*REQUIRED TASK*
Reproduce each record exactly.

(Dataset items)
================
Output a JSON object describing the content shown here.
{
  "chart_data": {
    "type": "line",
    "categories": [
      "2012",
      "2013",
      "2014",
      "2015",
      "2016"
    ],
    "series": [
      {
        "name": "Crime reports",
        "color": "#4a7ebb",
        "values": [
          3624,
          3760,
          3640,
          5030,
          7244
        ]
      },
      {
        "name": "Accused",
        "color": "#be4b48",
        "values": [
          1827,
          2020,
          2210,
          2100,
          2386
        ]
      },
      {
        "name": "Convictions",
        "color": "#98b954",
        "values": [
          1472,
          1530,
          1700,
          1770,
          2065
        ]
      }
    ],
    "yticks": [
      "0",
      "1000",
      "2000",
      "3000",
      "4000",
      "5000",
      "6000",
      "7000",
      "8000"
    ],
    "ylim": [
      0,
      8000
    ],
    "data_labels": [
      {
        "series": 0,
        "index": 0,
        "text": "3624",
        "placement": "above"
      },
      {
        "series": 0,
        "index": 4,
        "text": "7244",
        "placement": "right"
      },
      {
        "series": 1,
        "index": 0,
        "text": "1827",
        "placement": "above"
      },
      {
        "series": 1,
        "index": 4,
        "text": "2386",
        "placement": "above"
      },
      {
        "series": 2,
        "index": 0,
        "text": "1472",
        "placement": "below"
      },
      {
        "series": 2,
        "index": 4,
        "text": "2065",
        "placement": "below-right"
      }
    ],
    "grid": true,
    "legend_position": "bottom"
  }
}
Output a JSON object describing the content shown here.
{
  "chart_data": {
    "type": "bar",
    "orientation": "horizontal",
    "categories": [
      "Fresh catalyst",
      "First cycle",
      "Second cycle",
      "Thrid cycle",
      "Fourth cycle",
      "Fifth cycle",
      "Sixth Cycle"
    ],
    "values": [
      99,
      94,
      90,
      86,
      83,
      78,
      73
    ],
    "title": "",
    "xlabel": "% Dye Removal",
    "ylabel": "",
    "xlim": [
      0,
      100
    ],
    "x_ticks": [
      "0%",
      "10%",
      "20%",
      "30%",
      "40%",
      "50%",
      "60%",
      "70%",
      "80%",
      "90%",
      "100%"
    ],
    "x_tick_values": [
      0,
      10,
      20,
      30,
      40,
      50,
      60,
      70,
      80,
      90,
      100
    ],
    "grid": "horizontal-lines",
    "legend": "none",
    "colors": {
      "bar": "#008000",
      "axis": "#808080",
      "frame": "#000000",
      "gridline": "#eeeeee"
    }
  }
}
================
*RESPONSE TO THE TASK*
Output a JSON object describing the content shown here.
{
  "chart_data": {
    "type": "line",
    "categories": [
      "2012",
      "2013",
      "2014",
      "2015",
      "2016"
    ],
    "series": [
      {
        "name": "Crime reports",
        "color": "#4a7ebb",
        "values": [
          3624,
          3760,
          3640,
          5030,
          7244
        ]
      },
      {
        "name": "Accused",
        "color": "#be4b48",
        "values": [
          1827,
          2020,
          2210,
          2100,
          2386
        ]
      },
      {
        "name": "Convictions",
        "color": "#98b954",
        "values": [
          1472,
          1530,
          1700,
          1770,
          2065
        ]
      }
    ],
    "yticks": [
      "0",
      "1000",
      "2000",
      "3000",
      "4000",
      "5000",
      "6000",
      "7000",
      "8000"
    ],
    "ylim": [
      0,
      8000
    ],
    "data_labels": [
      {
        "series": 0,
        "index": 0,
        "text": "3624",
        "placement": "above"
      },
      {
        "series": 0,
        "index": 4,
        "text": "7244",
        "placement": "right"
      },
      {
        "series": 1,
        "index": 0,
        "text": "1827",
        "placement": "above"
      },
      {
        "series": 1,
        "index": 4,
        "text": "2386",
        "placement": "above"
      },
      {
        "series": 2,
        "index": 0,
        "text": "1472",
        "placement": "below"
      },
      {
        "series": 2,
        "index": 4,
        "text": "2065",
        "placement": "below-right"
      }
    ],
    "grid": true,
    "legend_position": "bottom"
  }
}
Output a JSON object describing the content shown here.
{
  "chart_data": {
    "type": "bar",
    "orientation": "horizontal",
    "categories": [
      "Fresh catalyst",
      "First cycle",
      "Second cycle",
      "Thrid cycle",
      "Fourth cycle",
      "Fifth cycle",
      "Sixth Cycle"
    ],
    "values": [
      99,
      94,
      90,
      86,
      83,
      78,
      73
    ],
    "title": "",
    "xlabel": "% Dye Removal",
    "ylabel": "",
    "xlim": [
      0,
      100
    ],
    "x_ticks": [
      "0%",
      "10%",
      "20%",
      "30%",
      "40%",
      "50%",
      "60%",
      "70%",
      "80%",
      "90%",
      "100%"
    ],
    "x_tick_values": [
      0,
      10,
      20,
      30,
      40,
      50,
      60,
      70,
      80,
      90,
      100
    ],
    "grid": "horizontal-lines",
    "legend": "none",
    "colors": {
      "bar": "#008000",
      "axis": "#808080",
      "frame": "#000000",
      "gridline": "#eeeeee"
    }
  }
}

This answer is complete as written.